Element boundary lines:
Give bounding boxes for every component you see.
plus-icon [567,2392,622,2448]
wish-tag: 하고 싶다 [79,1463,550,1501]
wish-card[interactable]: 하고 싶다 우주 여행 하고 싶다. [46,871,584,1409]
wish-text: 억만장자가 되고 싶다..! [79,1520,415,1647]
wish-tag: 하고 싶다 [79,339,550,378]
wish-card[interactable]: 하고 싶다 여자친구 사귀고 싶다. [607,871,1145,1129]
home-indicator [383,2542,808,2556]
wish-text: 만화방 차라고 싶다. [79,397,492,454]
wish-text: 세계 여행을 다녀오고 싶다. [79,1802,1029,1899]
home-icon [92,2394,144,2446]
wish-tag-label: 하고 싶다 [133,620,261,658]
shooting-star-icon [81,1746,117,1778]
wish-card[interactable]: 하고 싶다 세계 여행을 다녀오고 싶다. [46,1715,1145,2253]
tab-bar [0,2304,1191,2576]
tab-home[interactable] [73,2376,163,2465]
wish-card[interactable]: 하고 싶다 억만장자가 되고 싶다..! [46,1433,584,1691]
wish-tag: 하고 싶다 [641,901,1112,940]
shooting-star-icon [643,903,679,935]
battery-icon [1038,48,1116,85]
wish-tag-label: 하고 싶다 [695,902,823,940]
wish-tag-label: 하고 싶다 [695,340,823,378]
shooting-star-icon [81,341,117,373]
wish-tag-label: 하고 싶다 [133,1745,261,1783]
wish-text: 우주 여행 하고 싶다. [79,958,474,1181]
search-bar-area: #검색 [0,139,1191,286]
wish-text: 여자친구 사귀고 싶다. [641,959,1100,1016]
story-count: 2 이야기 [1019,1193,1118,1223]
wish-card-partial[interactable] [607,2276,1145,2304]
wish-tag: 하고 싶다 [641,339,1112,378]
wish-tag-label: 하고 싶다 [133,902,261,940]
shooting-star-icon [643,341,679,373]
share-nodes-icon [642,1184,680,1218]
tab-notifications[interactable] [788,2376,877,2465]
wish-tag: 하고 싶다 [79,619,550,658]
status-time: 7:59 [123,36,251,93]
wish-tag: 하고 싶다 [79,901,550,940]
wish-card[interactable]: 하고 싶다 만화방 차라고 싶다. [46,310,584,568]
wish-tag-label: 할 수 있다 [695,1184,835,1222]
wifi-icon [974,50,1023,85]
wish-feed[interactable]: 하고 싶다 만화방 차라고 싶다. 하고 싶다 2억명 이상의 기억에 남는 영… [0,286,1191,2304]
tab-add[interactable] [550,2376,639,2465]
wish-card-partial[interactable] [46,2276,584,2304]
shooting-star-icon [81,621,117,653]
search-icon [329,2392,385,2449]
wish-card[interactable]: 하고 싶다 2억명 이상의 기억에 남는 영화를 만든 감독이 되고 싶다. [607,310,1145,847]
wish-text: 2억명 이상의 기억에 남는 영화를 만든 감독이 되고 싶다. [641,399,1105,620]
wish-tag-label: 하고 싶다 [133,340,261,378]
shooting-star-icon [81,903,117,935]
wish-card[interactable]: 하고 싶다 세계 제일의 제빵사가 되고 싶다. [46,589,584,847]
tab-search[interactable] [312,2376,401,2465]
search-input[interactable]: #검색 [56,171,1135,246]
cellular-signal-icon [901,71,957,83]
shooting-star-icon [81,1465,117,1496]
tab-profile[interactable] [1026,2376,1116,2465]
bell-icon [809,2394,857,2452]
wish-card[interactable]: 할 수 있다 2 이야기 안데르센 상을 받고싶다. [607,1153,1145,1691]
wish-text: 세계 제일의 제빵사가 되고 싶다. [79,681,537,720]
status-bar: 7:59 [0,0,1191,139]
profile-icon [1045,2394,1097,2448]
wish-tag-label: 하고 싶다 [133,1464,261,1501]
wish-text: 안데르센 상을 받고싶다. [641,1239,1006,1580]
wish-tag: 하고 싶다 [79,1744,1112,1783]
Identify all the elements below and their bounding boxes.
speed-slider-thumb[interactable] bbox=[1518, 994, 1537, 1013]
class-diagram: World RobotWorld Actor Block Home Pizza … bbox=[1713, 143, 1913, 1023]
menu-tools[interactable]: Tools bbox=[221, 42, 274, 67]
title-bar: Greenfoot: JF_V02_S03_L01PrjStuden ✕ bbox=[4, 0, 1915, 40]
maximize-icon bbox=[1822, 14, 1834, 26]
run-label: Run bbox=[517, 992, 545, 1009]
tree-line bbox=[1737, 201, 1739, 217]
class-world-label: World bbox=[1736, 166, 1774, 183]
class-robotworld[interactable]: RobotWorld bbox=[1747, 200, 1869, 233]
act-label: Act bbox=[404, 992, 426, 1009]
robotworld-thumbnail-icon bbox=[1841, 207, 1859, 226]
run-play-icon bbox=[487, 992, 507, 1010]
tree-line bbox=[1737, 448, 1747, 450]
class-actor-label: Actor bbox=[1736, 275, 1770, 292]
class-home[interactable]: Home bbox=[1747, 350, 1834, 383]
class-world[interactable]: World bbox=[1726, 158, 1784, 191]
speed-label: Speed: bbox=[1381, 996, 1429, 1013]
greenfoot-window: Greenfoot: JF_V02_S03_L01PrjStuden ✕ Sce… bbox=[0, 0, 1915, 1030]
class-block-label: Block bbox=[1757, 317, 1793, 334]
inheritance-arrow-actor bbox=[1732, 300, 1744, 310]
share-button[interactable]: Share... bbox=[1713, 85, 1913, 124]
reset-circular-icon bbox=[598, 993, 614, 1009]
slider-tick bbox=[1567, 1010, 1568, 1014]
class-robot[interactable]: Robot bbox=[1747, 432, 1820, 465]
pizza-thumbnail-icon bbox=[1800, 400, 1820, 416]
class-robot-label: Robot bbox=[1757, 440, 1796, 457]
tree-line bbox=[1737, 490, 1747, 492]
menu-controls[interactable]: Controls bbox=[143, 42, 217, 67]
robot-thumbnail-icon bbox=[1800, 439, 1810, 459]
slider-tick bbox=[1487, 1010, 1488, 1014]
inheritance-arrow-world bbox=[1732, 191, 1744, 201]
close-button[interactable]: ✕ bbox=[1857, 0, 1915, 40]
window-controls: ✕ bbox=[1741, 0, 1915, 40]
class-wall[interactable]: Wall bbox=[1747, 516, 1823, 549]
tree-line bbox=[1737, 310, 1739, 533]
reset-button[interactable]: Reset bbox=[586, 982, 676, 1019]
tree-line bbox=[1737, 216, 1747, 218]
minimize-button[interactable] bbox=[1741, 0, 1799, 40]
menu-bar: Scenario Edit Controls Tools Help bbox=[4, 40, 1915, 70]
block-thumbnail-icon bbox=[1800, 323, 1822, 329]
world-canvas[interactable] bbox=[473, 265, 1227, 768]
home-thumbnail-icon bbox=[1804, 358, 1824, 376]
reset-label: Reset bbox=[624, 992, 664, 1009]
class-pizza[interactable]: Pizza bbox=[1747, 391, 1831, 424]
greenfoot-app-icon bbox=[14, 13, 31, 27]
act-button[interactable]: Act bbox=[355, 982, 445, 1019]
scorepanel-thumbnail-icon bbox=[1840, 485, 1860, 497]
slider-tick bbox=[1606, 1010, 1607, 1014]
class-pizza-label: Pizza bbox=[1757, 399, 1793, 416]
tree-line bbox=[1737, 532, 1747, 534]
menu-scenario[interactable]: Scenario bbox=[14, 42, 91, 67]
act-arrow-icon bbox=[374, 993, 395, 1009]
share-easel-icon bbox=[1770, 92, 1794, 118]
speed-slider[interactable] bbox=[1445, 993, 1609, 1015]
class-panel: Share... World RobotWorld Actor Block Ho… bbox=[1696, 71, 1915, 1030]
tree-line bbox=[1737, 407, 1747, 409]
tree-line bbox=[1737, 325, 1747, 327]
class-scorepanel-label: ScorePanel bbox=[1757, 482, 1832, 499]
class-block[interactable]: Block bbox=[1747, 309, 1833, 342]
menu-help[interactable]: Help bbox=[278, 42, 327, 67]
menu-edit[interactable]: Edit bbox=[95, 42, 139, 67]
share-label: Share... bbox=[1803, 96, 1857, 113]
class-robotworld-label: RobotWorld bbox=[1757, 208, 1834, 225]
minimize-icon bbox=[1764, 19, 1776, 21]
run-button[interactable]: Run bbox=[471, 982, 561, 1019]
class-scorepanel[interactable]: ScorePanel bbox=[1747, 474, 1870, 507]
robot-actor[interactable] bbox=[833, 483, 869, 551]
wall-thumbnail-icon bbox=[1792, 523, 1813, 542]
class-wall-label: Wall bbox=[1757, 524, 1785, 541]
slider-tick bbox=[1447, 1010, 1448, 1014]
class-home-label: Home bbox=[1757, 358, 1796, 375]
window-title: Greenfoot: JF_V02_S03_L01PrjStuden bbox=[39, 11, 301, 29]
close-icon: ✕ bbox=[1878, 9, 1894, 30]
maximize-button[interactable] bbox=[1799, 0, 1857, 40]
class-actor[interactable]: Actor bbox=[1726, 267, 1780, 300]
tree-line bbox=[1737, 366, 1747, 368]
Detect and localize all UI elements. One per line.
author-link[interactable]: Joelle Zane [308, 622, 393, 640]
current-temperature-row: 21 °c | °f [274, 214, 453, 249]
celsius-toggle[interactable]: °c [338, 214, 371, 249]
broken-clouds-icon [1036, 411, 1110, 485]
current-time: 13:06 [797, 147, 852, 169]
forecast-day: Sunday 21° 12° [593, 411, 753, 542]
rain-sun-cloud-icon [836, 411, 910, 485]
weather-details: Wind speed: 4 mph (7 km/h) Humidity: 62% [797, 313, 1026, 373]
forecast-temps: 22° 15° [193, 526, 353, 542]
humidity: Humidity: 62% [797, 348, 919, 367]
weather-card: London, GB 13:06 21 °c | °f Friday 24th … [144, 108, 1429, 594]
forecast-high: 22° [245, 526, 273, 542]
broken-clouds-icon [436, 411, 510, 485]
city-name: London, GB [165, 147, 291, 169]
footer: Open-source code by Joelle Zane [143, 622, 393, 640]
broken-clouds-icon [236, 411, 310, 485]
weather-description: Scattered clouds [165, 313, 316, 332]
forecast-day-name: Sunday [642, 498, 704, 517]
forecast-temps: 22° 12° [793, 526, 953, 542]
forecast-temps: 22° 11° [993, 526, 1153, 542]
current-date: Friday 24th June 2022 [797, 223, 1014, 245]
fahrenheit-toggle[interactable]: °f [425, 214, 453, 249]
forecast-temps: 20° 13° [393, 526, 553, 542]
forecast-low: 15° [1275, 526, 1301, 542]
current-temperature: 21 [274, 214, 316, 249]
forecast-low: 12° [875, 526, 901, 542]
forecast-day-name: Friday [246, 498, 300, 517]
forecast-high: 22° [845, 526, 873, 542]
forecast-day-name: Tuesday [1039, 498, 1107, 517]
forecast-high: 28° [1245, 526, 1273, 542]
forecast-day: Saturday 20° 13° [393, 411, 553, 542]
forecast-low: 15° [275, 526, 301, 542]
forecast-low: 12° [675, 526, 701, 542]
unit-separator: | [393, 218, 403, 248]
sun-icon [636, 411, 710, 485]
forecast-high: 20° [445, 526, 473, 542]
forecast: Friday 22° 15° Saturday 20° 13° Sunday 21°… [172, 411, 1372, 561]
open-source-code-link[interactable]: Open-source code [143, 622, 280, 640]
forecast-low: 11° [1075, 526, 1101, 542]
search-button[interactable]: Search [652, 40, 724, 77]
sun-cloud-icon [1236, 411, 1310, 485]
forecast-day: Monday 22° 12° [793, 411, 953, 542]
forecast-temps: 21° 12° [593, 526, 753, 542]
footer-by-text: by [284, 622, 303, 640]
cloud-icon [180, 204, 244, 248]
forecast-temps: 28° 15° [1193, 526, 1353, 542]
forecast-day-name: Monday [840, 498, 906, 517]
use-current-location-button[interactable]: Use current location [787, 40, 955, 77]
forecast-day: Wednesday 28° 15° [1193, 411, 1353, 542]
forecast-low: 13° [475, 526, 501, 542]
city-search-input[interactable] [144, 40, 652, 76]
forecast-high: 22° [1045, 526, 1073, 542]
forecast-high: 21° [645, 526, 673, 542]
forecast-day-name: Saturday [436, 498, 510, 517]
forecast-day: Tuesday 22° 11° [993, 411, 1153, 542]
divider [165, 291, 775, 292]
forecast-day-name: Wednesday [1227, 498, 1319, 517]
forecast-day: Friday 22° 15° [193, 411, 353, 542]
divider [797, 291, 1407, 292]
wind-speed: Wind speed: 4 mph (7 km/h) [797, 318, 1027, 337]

* _Job_: Change "plus-icon" to "add-icon" in everything from the start of the lines down to the line containing "wish-card[interactable]: 하고 싶다 여자친구", and reproduce those lines otherwise unchanged.

* _Task output_:
Give bounding boxes for every component you see.
add-icon [567,2392,622,2448]
wish-tag: 하고 싶다 [79,1463,550,1501]
wish-card[interactable]: 하고 싶다 우주 여행 하고 싶다. [46,871,584,1409]
wish-text: 억만장자가 되고 싶다..! [79,1520,415,1647]
wish-tag: 하고 싶다 [79,339,550,378]
wish-card[interactable]: 하고 싶다 여자친구 사귀고 싶다. [607,871,1145,1129]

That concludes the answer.